===== INFORMATION SHOWN

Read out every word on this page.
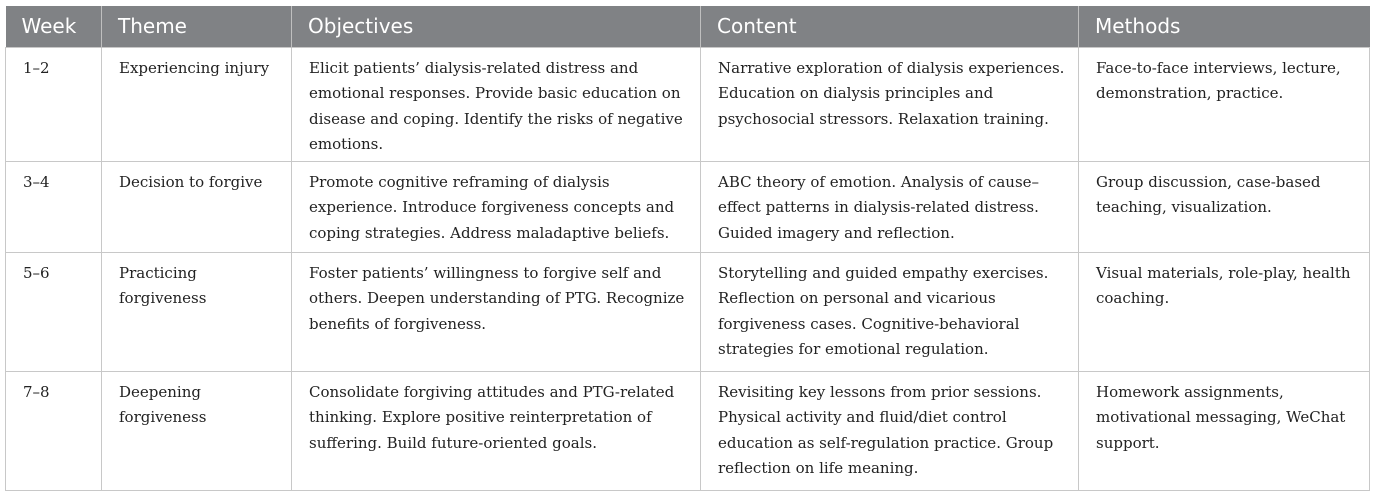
Week	Theme	Objectives	Content	Methods

1–2	Experiencing injury	Elicit patients’ dialysis-related distress and emotional responses. Provide basic education on disease and coping. Identify the risks of negative emotions.	Narrative exploration of dialysis experiences. Education on dialysis principles and psychosocial stressors. Relaxation training.	Face-to-face interviews, lecture, demonstration, practice.

3–4	Decision to forgive	Promote cognitive reframing of dialysis experience. Introduce forgiveness concepts and coping strategies. Address maladaptive beliefs.	ABC theory of emotion. Analysis of cause–effect patterns in dialysis-related distress. Guided imagery and reflection.	Group discussion, case-based teaching, visualization.

5–6	Practicing forgiveness	Foster patients’ willingness to forgive self and others. Deepen understanding of PTG. Recognize benefits of forgiveness.	Storytelling and guided empathy exercises. Reflection on personal and vicarious forgiveness cases. Cognitive-behavioral strategies for emotional regulation.	Visual materials, role-play, health coaching.

7–8	Deepening forgiveness	Consolidate forgiving attitudes and PTG-related thinking. Explore positive reinterpretation of suffering. Build future-oriented goals.	Revisiting key lessons from prior sessions. Physical activity and fluid/diet control education as self-regulation practice. Group reflection on life meaning.	Homework assignments, motivational messaging, WeChat support.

==========

* HOW TO COMPLETE THIS TASK *
Using the material, show each line where the string "emotional" can be found.

* RESPONSE *
1–2	Experiencing injury	Elicit patients’ dialysis-related distress and emotional responses. Provide basic education on disease and coping. Identify the risks of negative emotions.	Narrative exploration of dialysis experiences. Education on dialysis principles and psychosocial stressors. Relaxation training.	Face-to-face interviews, lecture, demonstration, practice.
5–6	Practicing forgiveness	Foster patients’ willingness to forgive self and others. Deepen understanding of PTG. Recognize benefits of forgiveness.	Storytelling and guided empathy exercises. Reflection on personal and vicarious forgiveness cases. Cognitive-behavioral strategies for emotional regulation.	Visual materials, role-play, health coaching.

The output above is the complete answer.